*AIM OF THE TASK*
Each entry below should be returned exactly as is, with the pictures removed.

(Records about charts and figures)
## START
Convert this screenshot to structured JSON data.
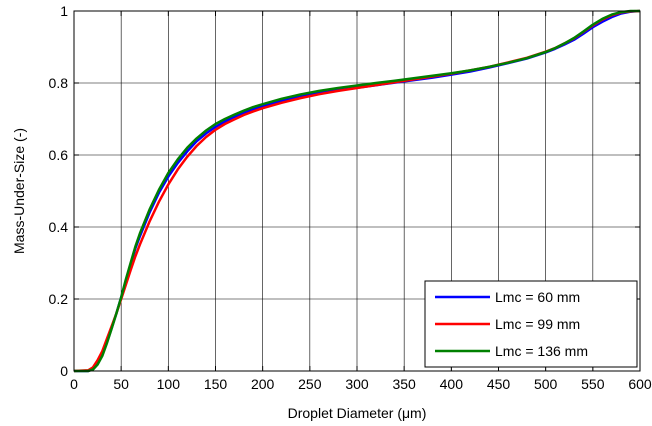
{
  "chart_data": {
    "type": "line",
    "title": "",
    "xlabel": "Droplet Diameter (μm)",
    "ylabel": "Mass-Under-Size (-)",
    "xlim": [
      0,
      600
    ],
    "ylim": [
      0,
      1
    ],
    "xticks": [
      0,
      50,
      100,
      150,
      200,
      250,
      300,
      350,
      400,
      450,
      500,
      550,
      600
    ],
    "yticks": [
      0,
      0.2,
      0.4,
      0.6,
      0.8,
      1
    ],
    "ytick_labels": [
      "0",
      "0.2",
      "0.4",
      "0.6",
      "0.8",
      "1"
    ],
    "grid": true,
    "legend_position": "bottom-right",
    "series": [
      {
        "name": "Lmc = 60 mm",
        "color": "#0000ff",
        "x": [
          0,
          15,
          20,
          25,
          30,
          35,
          40,
          45,
          50,
          55,
          60,
          65,
          70,
          80,
          90,
          100,
          110,
          120,
          130,
          140,
          150,
          160,
          170,
          180,
          190,
          200,
          220,
          240,
          260,
          280,
          300,
          320,
          340,
          360,
          380,
          400,
          420,
          440,
          460,
          480,
          500,
          510,
          520,
          530,
          540,
          550,
          560,
          570,
          580,
          590,
          600
        ],
        "y": [
          0,
          0,
          0.005,
          0.02,
          0.045,
          0.08,
          0.12,
          0.16,
          0.205,
          0.25,
          0.295,
          0.34,
          0.375,
          0.44,
          0.495,
          0.54,
          0.578,
          0.61,
          0.638,
          0.66,
          0.678,
          0.693,
          0.706,
          0.717,
          0.727,
          0.735,
          0.75,
          0.762,
          0.772,
          0.78,
          0.787,
          0.794,
          0.801,
          0.808,
          0.815,
          0.823,
          0.832,
          0.843,
          0.855,
          0.868,
          0.885,
          0.895,
          0.907,
          0.92,
          0.937,
          0.955,
          0.97,
          0.983,
          0.993,
          0.998,
          1
        ]
      },
      {
        "name": "Lmc = 99 mm",
        "color": "#ff0000",
        "x": [
          0,
          15,
          20,
          25,
          30,
          35,
          40,
          45,
          50,
          55,
          60,
          65,
          70,
          80,
          90,
          100,
          110,
          120,
          130,
          140,
          150,
          160,
          170,
          180,
          190,
          200,
          220,
          240,
          260,
          280,
          300,
          320,
          340,
          360,
          380,
          400,
          420,
          440,
          460,
          480,
          500,
          510,
          520,
          530,
          540,
          550,
          560,
          570,
          580,
          590,
          600
        ],
        "y": [
          0,
          0.002,
          0.01,
          0.03,
          0.055,
          0.09,
          0.125,
          0.16,
          0.2,
          0.24,
          0.28,
          0.318,
          0.352,
          0.415,
          0.47,
          0.518,
          0.56,
          0.595,
          0.625,
          0.65,
          0.67,
          0.686,
          0.699,
          0.711,
          0.721,
          0.73,
          0.745,
          0.758,
          0.769,
          0.778,
          0.786,
          0.794,
          0.802,
          0.81,
          0.818,
          0.826,
          0.835,
          0.845,
          0.857,
          0.87,
          0.887,
          0.897,
          0.91,
          0.924,
          0.942,
          0.96,
          0.976,
          0.988,
          0.996,
          0.999,
          1
        ]
      },
      {
        "name": "Lmc = 136 mm",
        "color": "#008000",
        "x": [
          0,
          15,
          20,
          25,
          30,
          35,
          40,
          45,
          50,
          55,
          60,
          65,
          70,
          80,
          90,
          100,
          110,
          120,
          130,
          140,
          150,
          160,
          170,
          180,
          190,
          200,
          220,
          240,
          260,
          280,
          300,
          320,
          340,
          360,
          380,
          400,
          420,
          440,
          460,
          480,
          500,
          510,
          520,
          530,
          540,
          550,
          560,
          570,
          580,
          590,
          600
        ],
        "y": [
          0,
          0,
          0.004,
          0.018,
          0.042,
          0.078,
          0.118,
          0.16,
          0.205,
          0.255,
          0.3,
          0.345,
          0.383,
          0.448,
          0.503,
          0.55,
          0.588,
          0.62,
          0.646,
          0.668,
          0.686,
          0.7,
          0.712,
          0.723,
          0.733,
          0.741,
          0.756,
          0.768,
          0.778,
          0.786,
          0.793,
          0.8,
          0.806,
          0.813,
          0.82,
          0.827,
          0.835,
          0.845,
          0.856,
          0.869,
          0.886,
          0.897,
          0.91,
          0.925,
          0.943,
          0.962,
          0.978,
          0.99,
          0.997,
          1,
          1
        ]
      }
    ]
  }
}
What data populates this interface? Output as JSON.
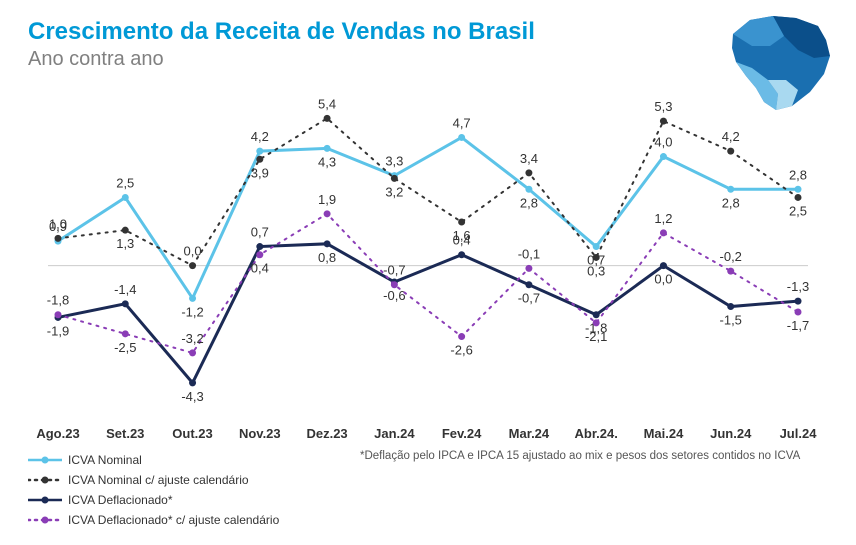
## END
*RESULT*
Convert this screenshot to structured JSON data.
{
  "chart_data": {
    "type": "line",
    "title": "",
    "xlabel": "Droplet Diameter (μm)",
    "ylabel": "Mass-Under-Size (-)",
    "xlim": [
      0,
      600
    ],
    "ylim": [
      0,
      1
    ],
    "xticks": [
      0,
      50,
      100,
      150,
      200,
      250,
      300,
      350,
      400,
      450,
      500,
      550,
      600
    ],
    "yticks": [
      0,
      0.2,
      0.4,
      0.6,
      0.8,
      1
    ],
    "ytick_labels": [
      "0",
      "0.2",
      "0.4",
      "0.6",
      "0.8",
      "1"
    ],
    "grid": true,
    "legend_position": "bottom-right",
    "series": [
      {
        "name": "Lmc = 60 mm",
        "color": "#0000ff",
        "x": [
          0,
          15,
          20,
          25,
          30,
          35,
          40,
          45,
          50,
          55,
          60,
          65,
          70,
          80,
          90,
          100,
          110,
          120,
          130,
          140,
          150,
          160,
          170,
          180,
          190,
          200,
          220,
          240,
          260,
          280,
          300,
          320,
          340,
          360,
          380,
          400,
          420,
          440,
          460,
          480,
          500,
          510,
          520,
          530,
          540,
          550,
          560,
          570,
          580,
          590,
          600
        ],
        "y": [
          0,
          0,
          0.005,
          0.02,
          0.045,
          0.08,
          0.12,
          0.16,
          0.205,
          0.25,
          0.295,
          0.34,
          0.375,
          0.44,
          0.495,
          0.54,
          0.578,
          0.61,
          0.638,
          0.66,
          0.678,
          0.693,
          0.706,
          0.717,
          0.727,
          0.735,
          0.75,
          0.762,
          0.772,
          0.78,
          0.787,
          0.794,
          0.801,
          0.808,
          0.815,
          0.823,
          0.832,
          0.843,
          0.855,
          0.868,
          0.885,
          0.895,
          0.907,
          0.92,
          0.937,
          0.955,
          0.97,
          0.983,
          0.993,
          0.998,
          1
        ]
      },
      {
        "name": "Lmc = 99 mm",
        "color": "#ff0000",
        "x": [
          0,
          15,
          20,
          25,
          30,
          35,
          40,
          45,
          50,
          55,
          60,
          65,
          70,
          80,
          90,
          100,
          110,
          120,
          130,
          140,
          150,
          160,
          170,
          180,
          190,
          200,
          220,
          240,
          260,
          280,
          300,
          320,
          340,
          360,
          380,
          400,
          420,
          440,
          460,
          480,
          500,
          510,
          520,
          530,
          540,
          550,
          560,
          570,
          580,
          590,
          600
        ],
        "y": [
          0,
          0.002,
          0.01,
          0.03,
          0.055,
          0.09,
          0.125,
          0.16,
          0.2,
          0.24,
          0.28,
          0.318,
          0.352,
          0.415,
          0.47,
          0.518,
          0.56,
          0.595,
          0.625,
          0.65,
          0.67,
          0.686,
          0.699,
          0.711,
          0.721,
          0.73,
          0.745,
          0.758,
          0.769,
          0.778,
          0.786,
          0.794,
          0.802,
          0.81,
          0.818,
          0.826,
          0.835,
          0.845,
          0.857,
          0.87,
          0.887,
          0.897,
          0.91,
          0.924,
          0.942,
          0.96,
          0.976,
          0.988,
          0.996,
          0.999,
          1
        ]
      },
      {
        "name": "Lmc = 136 mm",
        "color": "#008000",
        "x": [
          0,
          15,
          20,
          25,
          30,
          35,
          40,
          45,
          50,
          55,
          60,
          65,
          70,
          80,
          90,
          100,
          110,
          120,
          130,
          140,
          150,
          160,
          170,
          180,
          190,
          200,
          220,
          240,
          260,
          280,
          300,
          320,
          340,
          360,
          380,
          400,
          420,
          440,
          460,
          480,
          500,
          510,
          520,
          530,
          540,
          550,
          560,
          570,
          580,
          590,
          600
        ],
        "y": [
          0,
          0,
          0.004,
          0.018,
          0.042,
          0.078,
          0.118,
          0.16,
          0.205,
          0.255,
          0.3,
          0.345,
          0.383,
          0.448,
          0.503,
          0.55,
          0.588,
          0.62,
          0.646,
          0.668,
          0.686,
          0.7,
          0.712,
          0.723,
          0.733,
          0.741,
          0.756,
          0.768,
          0.778,
          0.786,
          0.793,
          0.8,
          0.806,
          0.813,
          0.82,
          0.827,
          0.835,
          0.845,
          0.856,
          0.869,
          0.886,
          0.897,
          0.91,
          0.925,
          0.943,
          0.962,
          0.978,
          0.99,
          0.997,
          1,
          1
        ]
      }
    ]
  }
}
What data populates this interface? Output as JSON.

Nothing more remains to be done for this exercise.